WHAT IS EXPECTED
Each line from the one that holds "Transcribe the text in this document." to the end of the records is to be retyped exactly. Pictures are not part of the copy.

=== RAW RECORDS ===

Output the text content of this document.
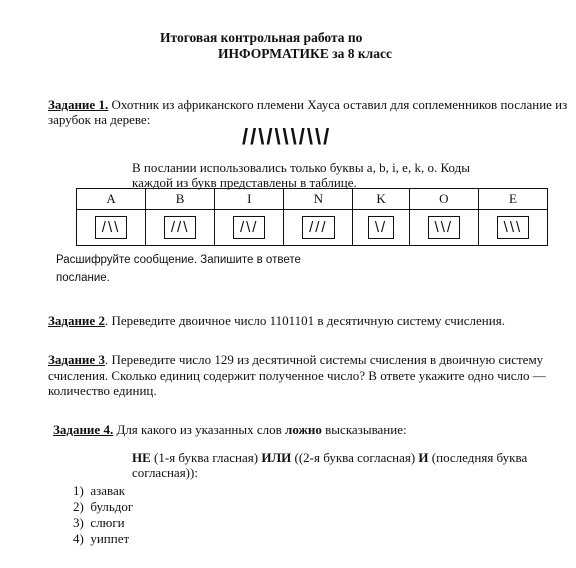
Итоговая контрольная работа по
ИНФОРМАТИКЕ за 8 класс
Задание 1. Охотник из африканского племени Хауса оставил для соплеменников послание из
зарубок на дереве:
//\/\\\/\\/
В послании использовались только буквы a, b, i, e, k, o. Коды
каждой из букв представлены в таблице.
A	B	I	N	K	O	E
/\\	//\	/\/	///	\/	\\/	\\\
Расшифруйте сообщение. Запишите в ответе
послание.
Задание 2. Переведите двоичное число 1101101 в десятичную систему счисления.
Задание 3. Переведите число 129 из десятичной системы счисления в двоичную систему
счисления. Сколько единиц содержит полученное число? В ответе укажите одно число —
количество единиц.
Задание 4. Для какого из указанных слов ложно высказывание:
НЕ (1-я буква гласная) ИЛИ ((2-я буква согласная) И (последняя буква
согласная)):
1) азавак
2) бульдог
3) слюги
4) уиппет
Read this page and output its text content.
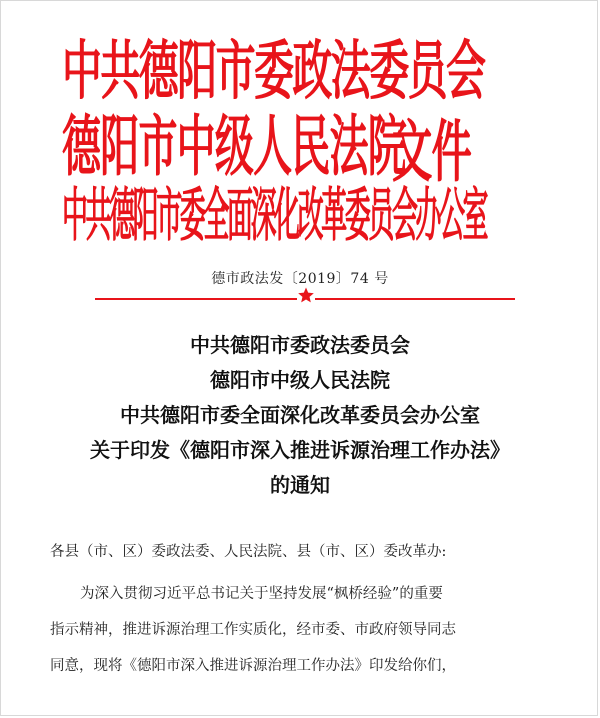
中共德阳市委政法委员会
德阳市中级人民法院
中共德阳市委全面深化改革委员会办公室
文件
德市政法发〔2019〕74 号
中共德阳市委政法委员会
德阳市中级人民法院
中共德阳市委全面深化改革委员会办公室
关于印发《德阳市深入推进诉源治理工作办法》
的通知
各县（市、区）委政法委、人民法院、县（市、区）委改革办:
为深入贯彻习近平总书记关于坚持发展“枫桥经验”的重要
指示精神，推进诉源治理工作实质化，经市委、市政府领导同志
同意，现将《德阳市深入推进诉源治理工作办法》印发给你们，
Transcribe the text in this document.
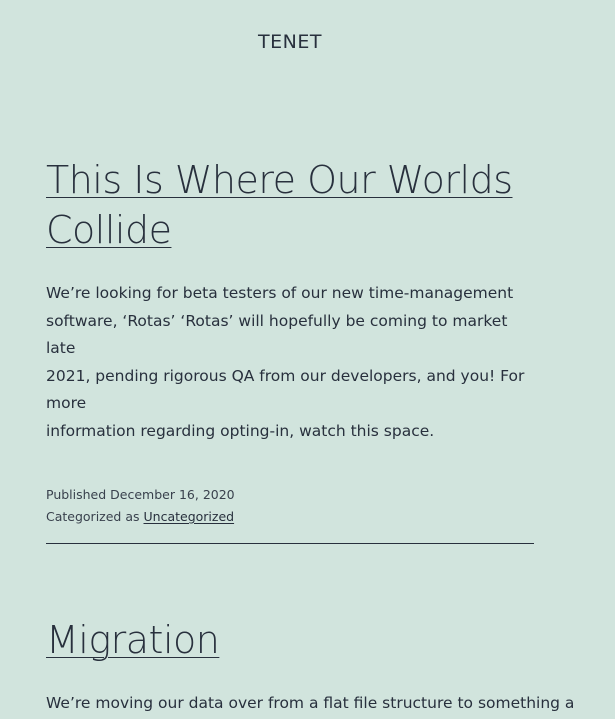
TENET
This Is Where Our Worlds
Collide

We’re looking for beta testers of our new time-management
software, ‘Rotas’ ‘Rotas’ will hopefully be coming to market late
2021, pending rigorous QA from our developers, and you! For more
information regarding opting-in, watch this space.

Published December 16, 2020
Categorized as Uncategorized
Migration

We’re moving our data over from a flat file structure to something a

===

TASK RESPONSE
Transcribe the text in this document.
TENET
This Is Where Our Worlds
Collide

We’re looking for beta testers of our new time-management
software, ‘Rotas’ ‘Rotas’ will hopefully be coming to market late
2021, pending rigorous QA from our developers, and you! For more
information regarding opting-in, watch this space.

Published December 16, 2020
Categorized as Uncategorized
Migration

We’re moving our data over from a flat file structure to something a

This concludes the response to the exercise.